• **EXERCISE PROMPT**
Gather all lines with the word "tracking" in them.

● ● ● ● ● ● ●

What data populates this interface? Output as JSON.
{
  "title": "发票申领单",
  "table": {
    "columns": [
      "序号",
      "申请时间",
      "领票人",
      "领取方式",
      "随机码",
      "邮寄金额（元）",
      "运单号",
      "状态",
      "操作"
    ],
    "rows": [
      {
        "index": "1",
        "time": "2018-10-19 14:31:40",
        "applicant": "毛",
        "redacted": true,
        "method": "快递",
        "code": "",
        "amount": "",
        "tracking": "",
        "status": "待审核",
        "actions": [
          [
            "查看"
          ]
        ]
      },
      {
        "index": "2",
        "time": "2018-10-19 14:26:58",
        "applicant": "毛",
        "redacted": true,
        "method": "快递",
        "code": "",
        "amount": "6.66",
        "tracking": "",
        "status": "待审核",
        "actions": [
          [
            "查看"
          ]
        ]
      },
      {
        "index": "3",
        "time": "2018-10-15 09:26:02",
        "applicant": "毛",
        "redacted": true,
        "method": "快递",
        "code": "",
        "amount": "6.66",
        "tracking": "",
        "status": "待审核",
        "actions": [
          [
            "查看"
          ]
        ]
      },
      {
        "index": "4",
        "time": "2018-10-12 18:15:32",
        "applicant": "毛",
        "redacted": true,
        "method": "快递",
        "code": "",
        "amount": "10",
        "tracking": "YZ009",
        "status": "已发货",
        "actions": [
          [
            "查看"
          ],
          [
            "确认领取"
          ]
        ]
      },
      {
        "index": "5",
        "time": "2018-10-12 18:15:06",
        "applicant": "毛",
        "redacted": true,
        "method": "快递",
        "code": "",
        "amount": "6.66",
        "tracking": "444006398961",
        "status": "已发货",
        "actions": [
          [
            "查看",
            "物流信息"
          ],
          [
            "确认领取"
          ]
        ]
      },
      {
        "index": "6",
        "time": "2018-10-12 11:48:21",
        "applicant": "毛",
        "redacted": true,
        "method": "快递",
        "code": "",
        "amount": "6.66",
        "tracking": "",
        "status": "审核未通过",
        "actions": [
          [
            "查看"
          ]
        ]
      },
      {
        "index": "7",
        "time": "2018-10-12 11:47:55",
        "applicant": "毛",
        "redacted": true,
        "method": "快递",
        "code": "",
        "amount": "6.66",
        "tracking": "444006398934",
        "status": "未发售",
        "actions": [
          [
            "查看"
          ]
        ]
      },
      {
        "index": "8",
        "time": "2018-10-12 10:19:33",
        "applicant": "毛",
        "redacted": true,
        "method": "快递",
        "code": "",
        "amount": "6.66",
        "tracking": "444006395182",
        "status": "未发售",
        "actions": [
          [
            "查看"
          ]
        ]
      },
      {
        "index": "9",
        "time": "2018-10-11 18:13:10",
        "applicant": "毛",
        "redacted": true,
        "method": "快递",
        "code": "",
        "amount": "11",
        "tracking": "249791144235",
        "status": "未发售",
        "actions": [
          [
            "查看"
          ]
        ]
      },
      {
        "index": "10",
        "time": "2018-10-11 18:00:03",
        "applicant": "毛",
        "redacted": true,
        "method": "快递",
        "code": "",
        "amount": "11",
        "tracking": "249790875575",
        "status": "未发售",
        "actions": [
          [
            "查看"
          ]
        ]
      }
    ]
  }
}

● ● ● ● ● ● ●

• **FINAL RESULT**
        "tracking": "",
        "tracking": "",
        "tracking": "",
        "tracking": "YZ009",
        "tracking": "444006398961",
        "tracking": "",
        "tracking": "444006398934",
        "tracking": "444006395182",
        "tracking": "249791144235",
        "tracking": "249790875575",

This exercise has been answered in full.